[start Material provided]

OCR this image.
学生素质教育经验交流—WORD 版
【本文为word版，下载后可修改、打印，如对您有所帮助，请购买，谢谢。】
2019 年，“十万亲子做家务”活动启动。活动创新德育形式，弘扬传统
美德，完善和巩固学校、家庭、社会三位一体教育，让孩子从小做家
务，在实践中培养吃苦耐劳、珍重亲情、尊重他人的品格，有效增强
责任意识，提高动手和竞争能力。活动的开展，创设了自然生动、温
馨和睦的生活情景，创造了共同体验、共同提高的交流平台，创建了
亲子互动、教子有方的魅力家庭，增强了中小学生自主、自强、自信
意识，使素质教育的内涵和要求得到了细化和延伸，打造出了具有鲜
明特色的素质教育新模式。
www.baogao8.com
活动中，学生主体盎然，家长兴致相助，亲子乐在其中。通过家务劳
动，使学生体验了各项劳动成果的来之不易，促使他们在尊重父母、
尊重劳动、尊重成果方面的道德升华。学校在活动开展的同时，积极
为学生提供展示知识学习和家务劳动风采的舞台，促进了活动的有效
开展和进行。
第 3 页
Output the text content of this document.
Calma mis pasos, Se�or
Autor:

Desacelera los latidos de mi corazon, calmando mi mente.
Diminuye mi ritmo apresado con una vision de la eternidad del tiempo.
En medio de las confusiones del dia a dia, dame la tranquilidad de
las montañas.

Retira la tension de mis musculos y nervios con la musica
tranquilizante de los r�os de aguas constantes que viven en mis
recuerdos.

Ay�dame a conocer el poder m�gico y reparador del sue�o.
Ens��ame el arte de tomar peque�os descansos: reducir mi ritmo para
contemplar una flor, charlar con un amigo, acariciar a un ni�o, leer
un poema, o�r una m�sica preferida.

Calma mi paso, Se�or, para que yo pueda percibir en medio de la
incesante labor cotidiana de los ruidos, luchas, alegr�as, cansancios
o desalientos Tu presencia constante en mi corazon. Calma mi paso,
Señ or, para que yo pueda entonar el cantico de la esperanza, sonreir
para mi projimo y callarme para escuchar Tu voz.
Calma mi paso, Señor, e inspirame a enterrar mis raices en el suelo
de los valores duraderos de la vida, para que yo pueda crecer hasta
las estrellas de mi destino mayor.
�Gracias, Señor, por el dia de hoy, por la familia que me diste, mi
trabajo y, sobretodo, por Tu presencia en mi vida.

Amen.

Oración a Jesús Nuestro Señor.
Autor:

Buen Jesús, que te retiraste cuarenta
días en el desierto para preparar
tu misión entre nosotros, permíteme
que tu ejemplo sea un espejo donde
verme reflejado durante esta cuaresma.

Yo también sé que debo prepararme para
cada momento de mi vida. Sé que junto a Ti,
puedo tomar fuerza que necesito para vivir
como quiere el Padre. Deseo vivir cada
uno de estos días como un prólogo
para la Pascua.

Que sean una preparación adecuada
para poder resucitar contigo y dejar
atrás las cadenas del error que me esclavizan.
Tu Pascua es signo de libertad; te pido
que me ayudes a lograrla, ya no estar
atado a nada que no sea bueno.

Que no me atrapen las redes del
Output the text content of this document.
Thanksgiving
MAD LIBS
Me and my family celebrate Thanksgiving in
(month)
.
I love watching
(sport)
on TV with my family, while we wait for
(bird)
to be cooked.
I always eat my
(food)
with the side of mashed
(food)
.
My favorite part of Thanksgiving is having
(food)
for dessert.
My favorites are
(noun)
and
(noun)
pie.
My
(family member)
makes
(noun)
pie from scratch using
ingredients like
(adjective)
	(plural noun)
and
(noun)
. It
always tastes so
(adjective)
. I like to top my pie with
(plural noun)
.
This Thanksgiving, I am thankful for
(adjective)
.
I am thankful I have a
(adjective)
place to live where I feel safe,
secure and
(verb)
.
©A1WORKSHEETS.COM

[end Material provided]

Return every line holding the word "vida" from the records.

→ Correct response
de los valores duraderos de la vida, para que yo pueda crecer hasta
trabajo y, sobretodo, por Tu presencia en mi vida.
cada momento de mi vida. Sé que junto a Ti,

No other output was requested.